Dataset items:
═══

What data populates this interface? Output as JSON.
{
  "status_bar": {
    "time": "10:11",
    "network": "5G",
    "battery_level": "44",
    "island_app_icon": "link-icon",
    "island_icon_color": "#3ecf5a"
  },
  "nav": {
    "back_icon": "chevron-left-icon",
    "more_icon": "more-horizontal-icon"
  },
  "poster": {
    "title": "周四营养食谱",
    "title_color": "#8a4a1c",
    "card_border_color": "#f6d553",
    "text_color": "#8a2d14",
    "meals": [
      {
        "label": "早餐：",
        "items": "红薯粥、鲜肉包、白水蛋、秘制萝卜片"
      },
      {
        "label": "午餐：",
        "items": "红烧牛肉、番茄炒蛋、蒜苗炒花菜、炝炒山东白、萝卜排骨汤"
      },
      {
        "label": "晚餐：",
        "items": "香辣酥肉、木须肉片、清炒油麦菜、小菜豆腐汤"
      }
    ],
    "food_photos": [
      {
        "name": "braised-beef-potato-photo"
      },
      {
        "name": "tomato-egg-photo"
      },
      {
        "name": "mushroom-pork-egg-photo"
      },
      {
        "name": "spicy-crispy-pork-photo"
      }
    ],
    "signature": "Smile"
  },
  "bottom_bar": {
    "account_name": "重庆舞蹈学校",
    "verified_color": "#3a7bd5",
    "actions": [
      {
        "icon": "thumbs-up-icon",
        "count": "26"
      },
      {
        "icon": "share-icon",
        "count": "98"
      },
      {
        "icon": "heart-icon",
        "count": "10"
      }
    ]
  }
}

═══

◆ **EXERCISE AIM**
All of the entries above must be quoted exactly.

◆ **EXERCISE RESPONSE**
What data populates this interface? Output as JSON.
{
  "status_bar": {
    "time": "10:11",
    "network": "5G",
    "battery_level": "44",
    "island_app_icon": "link-icon",
    "island_icon_color": "#3ecf5a"
  },
  "nav": {
    "back_icon": "chevron-left-icon",
    "more_icon": "more-horizontal-icon"
  },
  "poster": {
    "title": "周四营养食谱",
    "title_color": "#8a4a1c",
    "card_border_color": "#f6d553",
    "text_color": "#8a2d14",
    "meals": [
      {
        "label": "早餐：",
        "items": "红薯粥、鲜肉包、白水蛋、秘制萝卜片"
      },
      {
        "label": "午餐：",
        "items": "红烧牛肉、番茄炒蛋、蒜苗炒花菜、炝炒山东白、萝卜排骨汤"
      },
      {
        "label": "晚餐：",
        "items": "香辣酥肉、木须肉片、清炒油麦菜、小菜豆腐汤"
      }
    ],
    "food_photos": [
      {
        "name": "braised-beef-potato-photo"
      },
      {
        "name": "tomato-egg-photo"
      },
      {
        "name": "mushroom-pork-egg-photo"
      },
      {
        "name": "spicy-crispy-pork-photo"
      }
    ],
    "signature": "Smile"
  },
  "bottom_bar": {
    "account_name": "重庆舞蹈学校",
    "verified_color": "#3a7bd5",
    "actions": [
      {
        "icon": "thumbs-up-icon",
        "count": "26"
      },
      {
        "icon": "share-icon",
        "count": "98"
      },
      {
        "icon": "heart-icon",
        "count": "10"
      }
    ]
  }
}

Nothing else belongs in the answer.